● **Task**: Work through the listing below and count the lines that hold "Водохозяйствен". Answer with the number alone.

--- start Working data ---

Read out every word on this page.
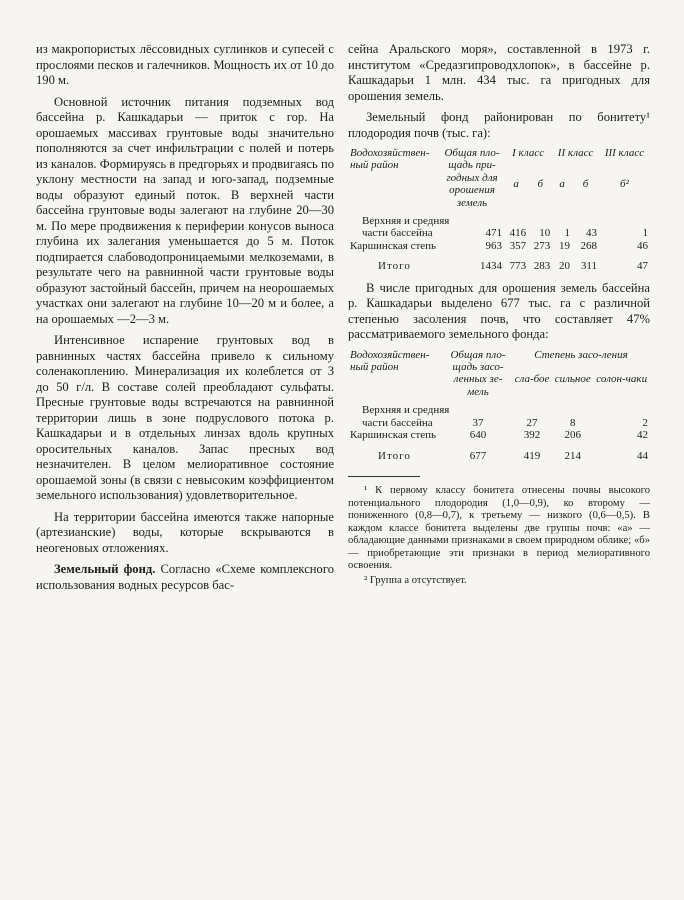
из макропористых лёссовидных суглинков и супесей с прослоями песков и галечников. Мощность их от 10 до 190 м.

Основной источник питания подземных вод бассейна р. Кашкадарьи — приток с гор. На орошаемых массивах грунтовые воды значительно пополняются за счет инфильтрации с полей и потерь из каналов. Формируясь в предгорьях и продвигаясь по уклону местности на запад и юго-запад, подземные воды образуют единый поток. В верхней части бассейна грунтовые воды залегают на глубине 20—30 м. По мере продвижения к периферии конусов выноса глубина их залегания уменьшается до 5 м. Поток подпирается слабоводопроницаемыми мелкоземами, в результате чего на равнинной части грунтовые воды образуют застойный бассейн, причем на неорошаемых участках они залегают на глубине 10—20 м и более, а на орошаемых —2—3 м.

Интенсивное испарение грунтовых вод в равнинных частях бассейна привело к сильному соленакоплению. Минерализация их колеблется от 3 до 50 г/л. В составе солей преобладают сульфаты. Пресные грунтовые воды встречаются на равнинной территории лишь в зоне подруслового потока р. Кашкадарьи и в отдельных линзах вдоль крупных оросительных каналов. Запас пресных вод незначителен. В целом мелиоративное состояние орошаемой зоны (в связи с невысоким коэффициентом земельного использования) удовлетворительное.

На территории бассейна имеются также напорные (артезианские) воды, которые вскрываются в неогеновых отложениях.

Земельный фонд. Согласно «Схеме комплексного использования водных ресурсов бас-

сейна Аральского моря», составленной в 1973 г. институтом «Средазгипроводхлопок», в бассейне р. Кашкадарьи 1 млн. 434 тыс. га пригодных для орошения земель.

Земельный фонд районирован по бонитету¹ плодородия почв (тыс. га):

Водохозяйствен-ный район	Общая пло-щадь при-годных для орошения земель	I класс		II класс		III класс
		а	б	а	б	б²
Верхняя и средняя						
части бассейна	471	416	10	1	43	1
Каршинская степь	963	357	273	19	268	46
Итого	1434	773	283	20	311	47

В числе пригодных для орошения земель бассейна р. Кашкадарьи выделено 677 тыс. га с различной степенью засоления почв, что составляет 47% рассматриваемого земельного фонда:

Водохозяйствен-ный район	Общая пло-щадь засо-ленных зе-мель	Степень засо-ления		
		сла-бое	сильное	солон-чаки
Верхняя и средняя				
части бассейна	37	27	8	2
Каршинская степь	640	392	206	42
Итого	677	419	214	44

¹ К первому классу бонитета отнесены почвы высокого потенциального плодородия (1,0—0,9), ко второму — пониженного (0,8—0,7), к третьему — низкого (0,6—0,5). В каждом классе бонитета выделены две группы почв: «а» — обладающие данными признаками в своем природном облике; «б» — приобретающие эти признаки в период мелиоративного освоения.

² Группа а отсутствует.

--- end Working data ---
--- start Working data ---

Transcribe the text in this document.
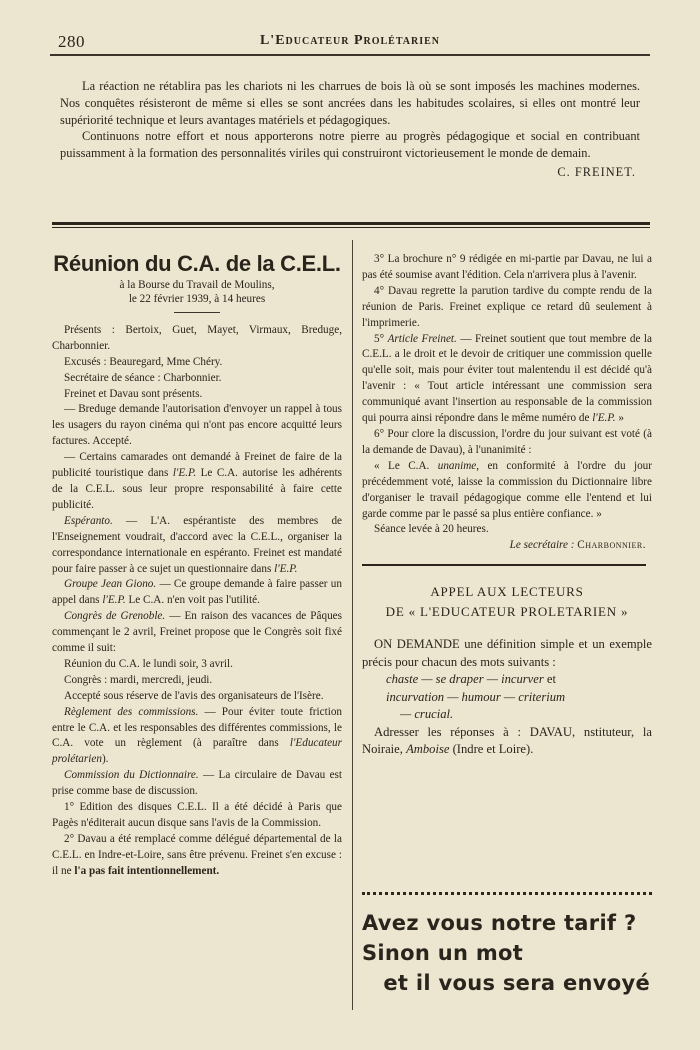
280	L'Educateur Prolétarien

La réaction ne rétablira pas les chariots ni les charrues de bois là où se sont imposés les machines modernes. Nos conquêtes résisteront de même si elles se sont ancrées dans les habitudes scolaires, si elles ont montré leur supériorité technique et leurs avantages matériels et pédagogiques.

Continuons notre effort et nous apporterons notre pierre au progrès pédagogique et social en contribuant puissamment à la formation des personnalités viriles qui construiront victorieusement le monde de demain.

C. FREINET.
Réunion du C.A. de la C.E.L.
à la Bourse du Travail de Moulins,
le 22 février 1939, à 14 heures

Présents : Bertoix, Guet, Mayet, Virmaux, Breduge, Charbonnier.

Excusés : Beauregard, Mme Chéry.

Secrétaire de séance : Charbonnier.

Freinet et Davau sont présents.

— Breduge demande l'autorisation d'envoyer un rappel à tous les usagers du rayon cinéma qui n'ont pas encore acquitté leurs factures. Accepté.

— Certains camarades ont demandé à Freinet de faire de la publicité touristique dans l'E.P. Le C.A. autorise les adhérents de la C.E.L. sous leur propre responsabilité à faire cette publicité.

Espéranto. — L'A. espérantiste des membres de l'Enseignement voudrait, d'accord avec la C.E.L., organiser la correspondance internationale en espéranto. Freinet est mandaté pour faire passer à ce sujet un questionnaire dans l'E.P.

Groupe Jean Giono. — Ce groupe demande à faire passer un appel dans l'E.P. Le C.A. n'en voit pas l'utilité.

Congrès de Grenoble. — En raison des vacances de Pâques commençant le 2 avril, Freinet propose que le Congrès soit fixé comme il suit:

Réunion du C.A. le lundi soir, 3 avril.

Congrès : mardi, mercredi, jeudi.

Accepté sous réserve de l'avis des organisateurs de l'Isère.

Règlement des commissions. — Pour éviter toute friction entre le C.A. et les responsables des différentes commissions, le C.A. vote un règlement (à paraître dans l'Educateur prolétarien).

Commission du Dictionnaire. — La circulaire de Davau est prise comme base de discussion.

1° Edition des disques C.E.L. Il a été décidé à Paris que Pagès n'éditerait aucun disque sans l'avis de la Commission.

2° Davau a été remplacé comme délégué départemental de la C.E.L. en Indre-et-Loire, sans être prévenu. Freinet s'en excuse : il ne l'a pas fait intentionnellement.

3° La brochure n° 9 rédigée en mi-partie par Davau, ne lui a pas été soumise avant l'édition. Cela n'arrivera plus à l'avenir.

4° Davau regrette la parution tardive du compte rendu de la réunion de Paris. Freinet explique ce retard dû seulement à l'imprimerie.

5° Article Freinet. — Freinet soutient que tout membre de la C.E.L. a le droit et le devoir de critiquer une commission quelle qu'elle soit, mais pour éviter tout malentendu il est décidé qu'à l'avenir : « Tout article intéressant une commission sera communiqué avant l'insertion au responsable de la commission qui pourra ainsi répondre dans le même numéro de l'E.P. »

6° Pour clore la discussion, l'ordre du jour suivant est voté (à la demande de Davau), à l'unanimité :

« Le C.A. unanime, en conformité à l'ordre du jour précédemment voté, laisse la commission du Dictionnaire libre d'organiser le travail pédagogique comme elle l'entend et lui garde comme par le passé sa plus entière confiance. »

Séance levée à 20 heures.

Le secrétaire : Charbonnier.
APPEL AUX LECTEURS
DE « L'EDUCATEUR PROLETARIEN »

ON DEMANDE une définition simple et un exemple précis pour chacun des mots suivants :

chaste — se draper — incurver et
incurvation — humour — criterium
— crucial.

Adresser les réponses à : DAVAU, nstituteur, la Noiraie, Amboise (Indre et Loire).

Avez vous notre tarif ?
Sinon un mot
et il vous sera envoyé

--- end Working data ---

● **Output for this task**: 2